* [WHAT YOU SHOULD DO]
Pull out every line below that holds the word "this".

Data excerpts:
****
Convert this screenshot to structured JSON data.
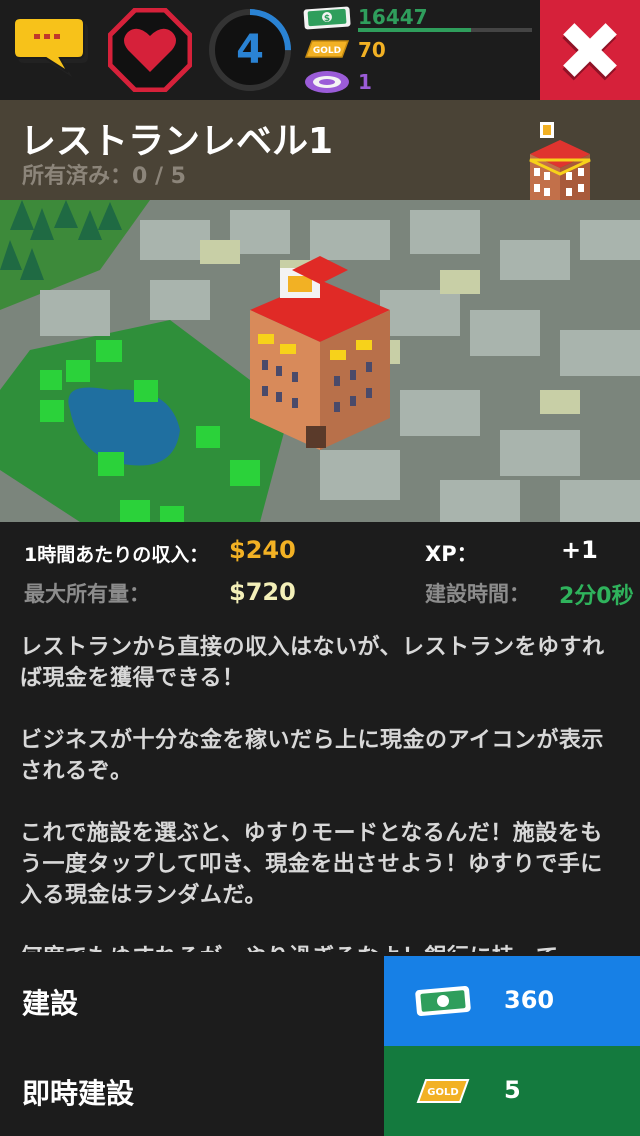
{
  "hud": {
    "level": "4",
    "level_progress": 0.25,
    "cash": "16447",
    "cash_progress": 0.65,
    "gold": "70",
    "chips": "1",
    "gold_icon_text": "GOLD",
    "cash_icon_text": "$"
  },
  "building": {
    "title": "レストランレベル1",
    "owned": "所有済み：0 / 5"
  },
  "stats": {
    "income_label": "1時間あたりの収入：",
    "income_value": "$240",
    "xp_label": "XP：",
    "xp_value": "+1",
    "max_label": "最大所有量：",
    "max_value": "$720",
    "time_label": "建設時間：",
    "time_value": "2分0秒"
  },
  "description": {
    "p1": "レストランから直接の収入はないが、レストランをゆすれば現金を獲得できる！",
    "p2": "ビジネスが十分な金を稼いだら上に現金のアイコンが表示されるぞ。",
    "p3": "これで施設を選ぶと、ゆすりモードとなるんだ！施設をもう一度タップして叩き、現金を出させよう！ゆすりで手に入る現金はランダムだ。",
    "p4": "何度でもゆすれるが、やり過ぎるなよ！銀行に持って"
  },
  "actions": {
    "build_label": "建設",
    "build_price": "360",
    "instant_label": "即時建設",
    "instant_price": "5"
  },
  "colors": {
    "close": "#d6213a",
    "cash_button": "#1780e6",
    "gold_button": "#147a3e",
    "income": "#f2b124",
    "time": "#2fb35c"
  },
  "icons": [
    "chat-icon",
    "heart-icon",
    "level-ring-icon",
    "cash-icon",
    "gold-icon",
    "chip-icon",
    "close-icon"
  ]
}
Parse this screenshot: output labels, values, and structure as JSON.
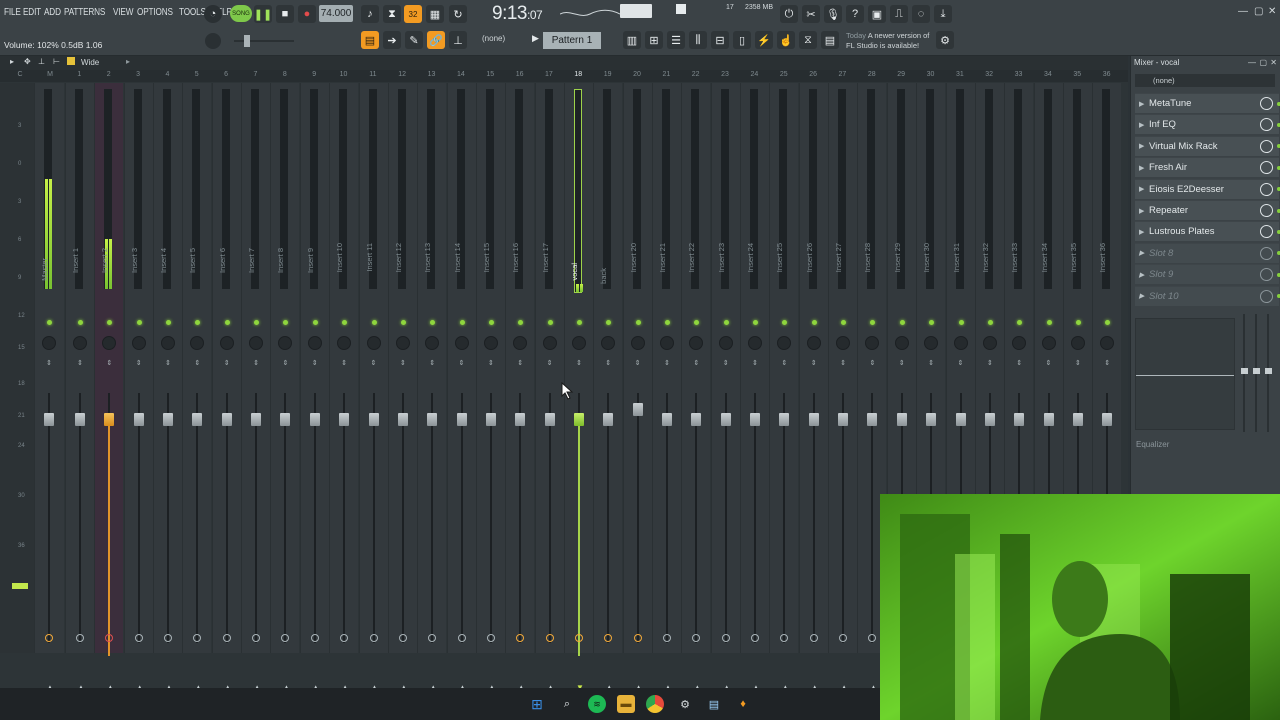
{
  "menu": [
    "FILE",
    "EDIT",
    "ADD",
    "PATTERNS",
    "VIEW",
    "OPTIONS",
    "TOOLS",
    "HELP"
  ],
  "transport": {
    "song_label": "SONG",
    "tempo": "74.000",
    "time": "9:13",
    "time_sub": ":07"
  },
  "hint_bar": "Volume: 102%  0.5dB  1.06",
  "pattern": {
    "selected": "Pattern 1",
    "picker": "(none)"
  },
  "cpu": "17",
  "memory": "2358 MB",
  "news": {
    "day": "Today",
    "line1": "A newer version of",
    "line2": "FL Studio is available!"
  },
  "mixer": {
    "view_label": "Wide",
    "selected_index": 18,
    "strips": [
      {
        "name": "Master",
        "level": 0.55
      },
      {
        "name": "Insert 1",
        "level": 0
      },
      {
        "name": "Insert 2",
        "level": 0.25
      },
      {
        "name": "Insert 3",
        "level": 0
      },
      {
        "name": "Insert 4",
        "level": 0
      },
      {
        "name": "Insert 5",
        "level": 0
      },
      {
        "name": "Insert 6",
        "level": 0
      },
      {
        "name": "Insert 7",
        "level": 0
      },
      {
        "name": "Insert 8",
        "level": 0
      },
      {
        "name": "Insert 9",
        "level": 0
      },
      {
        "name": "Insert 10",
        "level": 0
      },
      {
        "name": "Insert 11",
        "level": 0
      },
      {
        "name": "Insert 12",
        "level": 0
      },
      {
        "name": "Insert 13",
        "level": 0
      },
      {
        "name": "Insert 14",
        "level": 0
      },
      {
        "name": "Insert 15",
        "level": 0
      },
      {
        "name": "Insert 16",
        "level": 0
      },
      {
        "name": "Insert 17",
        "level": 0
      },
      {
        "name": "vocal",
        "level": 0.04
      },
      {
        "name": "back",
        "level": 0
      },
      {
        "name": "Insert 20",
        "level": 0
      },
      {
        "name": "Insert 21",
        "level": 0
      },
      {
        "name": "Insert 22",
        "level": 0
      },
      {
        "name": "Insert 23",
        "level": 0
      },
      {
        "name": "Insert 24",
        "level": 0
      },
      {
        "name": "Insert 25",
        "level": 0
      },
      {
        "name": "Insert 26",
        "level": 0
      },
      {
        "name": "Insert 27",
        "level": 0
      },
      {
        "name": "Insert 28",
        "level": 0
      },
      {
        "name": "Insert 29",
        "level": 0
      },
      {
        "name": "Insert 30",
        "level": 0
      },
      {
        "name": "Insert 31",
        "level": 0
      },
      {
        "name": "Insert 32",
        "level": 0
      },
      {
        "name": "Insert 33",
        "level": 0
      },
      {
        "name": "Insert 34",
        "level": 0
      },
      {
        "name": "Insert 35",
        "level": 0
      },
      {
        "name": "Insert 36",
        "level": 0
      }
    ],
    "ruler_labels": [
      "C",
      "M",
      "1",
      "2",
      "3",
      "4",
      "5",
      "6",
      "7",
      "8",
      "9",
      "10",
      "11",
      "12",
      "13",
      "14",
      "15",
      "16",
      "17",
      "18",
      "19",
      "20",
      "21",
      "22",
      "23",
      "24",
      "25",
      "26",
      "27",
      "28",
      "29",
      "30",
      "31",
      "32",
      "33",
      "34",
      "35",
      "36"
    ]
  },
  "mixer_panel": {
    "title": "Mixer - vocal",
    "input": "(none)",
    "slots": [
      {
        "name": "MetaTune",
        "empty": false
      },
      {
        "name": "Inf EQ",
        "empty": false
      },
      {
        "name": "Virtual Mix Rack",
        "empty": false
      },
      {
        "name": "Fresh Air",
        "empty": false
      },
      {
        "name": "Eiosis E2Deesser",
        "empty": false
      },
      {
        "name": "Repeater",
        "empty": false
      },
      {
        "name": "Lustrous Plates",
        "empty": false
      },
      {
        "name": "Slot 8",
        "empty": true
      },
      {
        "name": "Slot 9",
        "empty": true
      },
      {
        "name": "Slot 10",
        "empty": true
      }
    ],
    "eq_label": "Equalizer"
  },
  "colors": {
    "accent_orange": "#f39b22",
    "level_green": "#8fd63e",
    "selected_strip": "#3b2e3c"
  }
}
****
* [OUTPUT]
Convert this screenshot to structured JSON data.
Parse this screenshot: output labels, values, and structure as JSON.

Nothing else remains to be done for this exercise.